■ Brief ■
Collect every line in the records below that contains the word "icon".

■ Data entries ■
◆ ◆ ◆ ◆

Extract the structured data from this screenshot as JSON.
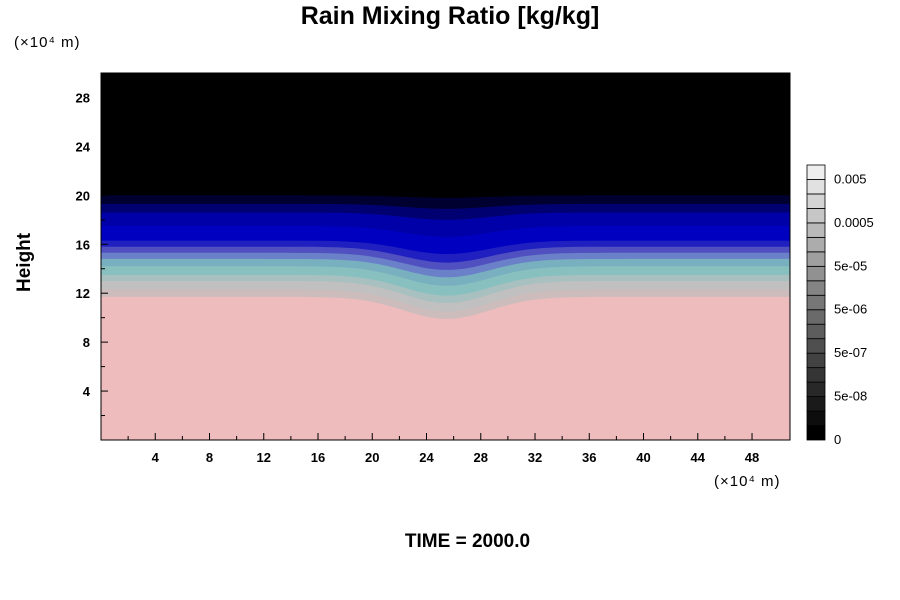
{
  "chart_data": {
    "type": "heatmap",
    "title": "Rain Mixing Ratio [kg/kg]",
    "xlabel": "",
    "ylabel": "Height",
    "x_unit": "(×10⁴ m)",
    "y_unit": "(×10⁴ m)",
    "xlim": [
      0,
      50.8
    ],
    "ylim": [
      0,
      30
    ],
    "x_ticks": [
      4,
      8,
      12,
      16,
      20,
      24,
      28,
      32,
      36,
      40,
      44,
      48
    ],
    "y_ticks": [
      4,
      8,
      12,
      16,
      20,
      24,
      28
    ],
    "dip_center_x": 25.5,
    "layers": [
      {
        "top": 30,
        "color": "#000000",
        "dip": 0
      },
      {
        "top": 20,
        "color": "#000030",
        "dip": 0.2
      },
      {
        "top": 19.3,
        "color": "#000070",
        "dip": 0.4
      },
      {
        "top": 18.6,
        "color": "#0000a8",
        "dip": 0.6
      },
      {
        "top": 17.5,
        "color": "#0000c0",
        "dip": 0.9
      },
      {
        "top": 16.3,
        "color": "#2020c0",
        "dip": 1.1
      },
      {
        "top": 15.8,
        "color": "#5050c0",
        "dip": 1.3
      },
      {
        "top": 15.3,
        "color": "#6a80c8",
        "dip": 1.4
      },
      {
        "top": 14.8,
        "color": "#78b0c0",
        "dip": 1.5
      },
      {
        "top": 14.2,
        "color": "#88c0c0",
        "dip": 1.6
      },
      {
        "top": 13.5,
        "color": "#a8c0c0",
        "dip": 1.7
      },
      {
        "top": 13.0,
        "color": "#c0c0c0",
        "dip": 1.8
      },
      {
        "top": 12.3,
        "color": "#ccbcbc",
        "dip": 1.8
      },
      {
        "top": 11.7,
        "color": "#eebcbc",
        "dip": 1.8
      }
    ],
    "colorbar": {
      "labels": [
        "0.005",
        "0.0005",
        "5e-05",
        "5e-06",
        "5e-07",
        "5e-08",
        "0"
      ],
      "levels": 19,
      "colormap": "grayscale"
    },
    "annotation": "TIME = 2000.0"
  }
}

◆ ◆ ◆ ◆

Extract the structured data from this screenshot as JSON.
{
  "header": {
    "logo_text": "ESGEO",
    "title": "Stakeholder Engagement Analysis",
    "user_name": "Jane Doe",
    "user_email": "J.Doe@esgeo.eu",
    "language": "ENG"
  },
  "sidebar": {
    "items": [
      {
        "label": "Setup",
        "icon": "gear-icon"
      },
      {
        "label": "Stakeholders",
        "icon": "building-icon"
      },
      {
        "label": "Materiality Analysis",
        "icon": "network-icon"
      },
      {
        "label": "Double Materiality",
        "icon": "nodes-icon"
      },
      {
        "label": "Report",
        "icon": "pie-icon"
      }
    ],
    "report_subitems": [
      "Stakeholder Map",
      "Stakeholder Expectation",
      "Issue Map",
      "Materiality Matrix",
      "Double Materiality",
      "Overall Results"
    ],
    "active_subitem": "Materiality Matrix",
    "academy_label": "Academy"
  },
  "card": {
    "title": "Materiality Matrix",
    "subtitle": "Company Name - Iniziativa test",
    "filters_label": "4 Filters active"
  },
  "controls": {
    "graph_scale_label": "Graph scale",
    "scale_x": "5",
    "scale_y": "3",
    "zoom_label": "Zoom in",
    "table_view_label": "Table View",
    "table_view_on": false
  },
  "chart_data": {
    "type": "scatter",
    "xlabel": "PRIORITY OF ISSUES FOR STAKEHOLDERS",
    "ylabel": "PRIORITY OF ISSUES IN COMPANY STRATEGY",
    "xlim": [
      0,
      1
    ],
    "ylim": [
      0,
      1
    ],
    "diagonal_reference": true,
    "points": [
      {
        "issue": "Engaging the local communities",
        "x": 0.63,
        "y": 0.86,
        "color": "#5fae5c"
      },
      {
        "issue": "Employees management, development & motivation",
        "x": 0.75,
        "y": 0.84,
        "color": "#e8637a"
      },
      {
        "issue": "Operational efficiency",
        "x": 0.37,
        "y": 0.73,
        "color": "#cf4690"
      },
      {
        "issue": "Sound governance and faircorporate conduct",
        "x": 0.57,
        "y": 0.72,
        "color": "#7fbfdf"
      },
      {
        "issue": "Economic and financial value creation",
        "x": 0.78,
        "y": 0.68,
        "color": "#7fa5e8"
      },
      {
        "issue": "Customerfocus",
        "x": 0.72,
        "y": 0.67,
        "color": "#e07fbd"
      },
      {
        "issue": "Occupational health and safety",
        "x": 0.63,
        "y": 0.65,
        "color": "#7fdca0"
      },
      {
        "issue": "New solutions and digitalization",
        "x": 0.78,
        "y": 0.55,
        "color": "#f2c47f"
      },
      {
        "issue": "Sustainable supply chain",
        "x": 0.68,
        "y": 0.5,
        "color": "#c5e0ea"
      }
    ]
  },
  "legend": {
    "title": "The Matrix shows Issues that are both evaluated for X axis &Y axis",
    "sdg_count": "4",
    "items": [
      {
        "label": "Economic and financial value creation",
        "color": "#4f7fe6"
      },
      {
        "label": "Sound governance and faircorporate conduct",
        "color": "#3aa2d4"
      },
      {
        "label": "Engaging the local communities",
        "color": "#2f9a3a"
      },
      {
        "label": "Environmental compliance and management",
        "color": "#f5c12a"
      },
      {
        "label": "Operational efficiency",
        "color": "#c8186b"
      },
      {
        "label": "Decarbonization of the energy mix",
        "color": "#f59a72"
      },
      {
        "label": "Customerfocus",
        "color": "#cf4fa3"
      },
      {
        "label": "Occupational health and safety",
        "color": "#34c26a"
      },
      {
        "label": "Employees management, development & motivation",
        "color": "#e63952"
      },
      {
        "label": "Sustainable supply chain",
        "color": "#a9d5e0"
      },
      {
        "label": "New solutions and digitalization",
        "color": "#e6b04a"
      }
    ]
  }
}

◆ ◆ ◆ ◆

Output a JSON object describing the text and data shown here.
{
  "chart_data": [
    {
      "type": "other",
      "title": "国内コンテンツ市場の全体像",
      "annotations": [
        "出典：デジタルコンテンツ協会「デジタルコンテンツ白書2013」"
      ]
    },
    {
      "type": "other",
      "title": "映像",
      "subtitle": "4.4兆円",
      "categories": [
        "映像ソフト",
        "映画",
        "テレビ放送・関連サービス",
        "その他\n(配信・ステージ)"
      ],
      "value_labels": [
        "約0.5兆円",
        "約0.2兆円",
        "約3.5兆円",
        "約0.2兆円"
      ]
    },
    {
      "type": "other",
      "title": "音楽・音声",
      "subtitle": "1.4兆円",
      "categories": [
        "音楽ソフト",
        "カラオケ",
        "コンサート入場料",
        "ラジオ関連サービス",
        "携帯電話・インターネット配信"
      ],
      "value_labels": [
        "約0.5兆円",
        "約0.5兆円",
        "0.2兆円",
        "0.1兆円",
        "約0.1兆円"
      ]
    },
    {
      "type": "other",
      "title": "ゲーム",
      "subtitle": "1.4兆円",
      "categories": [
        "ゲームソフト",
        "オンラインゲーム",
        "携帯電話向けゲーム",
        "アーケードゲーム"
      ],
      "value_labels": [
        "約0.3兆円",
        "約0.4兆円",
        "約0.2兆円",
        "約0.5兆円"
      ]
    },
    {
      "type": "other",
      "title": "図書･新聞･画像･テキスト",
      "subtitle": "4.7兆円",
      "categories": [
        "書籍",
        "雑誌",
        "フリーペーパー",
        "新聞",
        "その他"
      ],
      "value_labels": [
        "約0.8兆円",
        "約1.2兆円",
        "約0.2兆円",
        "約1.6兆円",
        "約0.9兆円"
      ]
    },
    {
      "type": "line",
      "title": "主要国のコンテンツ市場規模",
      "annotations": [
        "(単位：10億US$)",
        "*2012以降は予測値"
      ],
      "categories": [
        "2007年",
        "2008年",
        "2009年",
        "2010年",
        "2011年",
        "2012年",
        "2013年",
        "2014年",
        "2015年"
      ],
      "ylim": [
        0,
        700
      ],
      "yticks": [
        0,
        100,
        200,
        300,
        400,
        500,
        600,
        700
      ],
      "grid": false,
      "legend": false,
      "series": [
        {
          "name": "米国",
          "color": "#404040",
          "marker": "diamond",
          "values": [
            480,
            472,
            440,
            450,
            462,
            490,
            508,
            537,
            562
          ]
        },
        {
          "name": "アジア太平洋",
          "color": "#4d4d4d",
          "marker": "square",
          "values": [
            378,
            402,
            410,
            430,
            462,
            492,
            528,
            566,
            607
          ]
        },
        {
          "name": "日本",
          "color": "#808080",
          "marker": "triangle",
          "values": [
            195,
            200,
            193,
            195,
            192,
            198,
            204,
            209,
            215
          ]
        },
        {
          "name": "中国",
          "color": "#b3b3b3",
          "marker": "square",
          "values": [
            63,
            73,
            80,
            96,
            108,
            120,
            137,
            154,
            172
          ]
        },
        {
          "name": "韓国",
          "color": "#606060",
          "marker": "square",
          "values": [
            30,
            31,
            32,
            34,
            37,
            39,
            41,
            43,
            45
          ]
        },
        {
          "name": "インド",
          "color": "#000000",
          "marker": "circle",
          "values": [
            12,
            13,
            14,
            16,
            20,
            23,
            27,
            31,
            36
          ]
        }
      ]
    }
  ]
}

◆ ◆ ◆ ◆

■ Solution to the exercise ■
        "icon": "gear-icon"
        "icon": "building-icon"
        "icon": "network-icon"
        "icon": "nodes-icon"
        "icon": "pie-icon"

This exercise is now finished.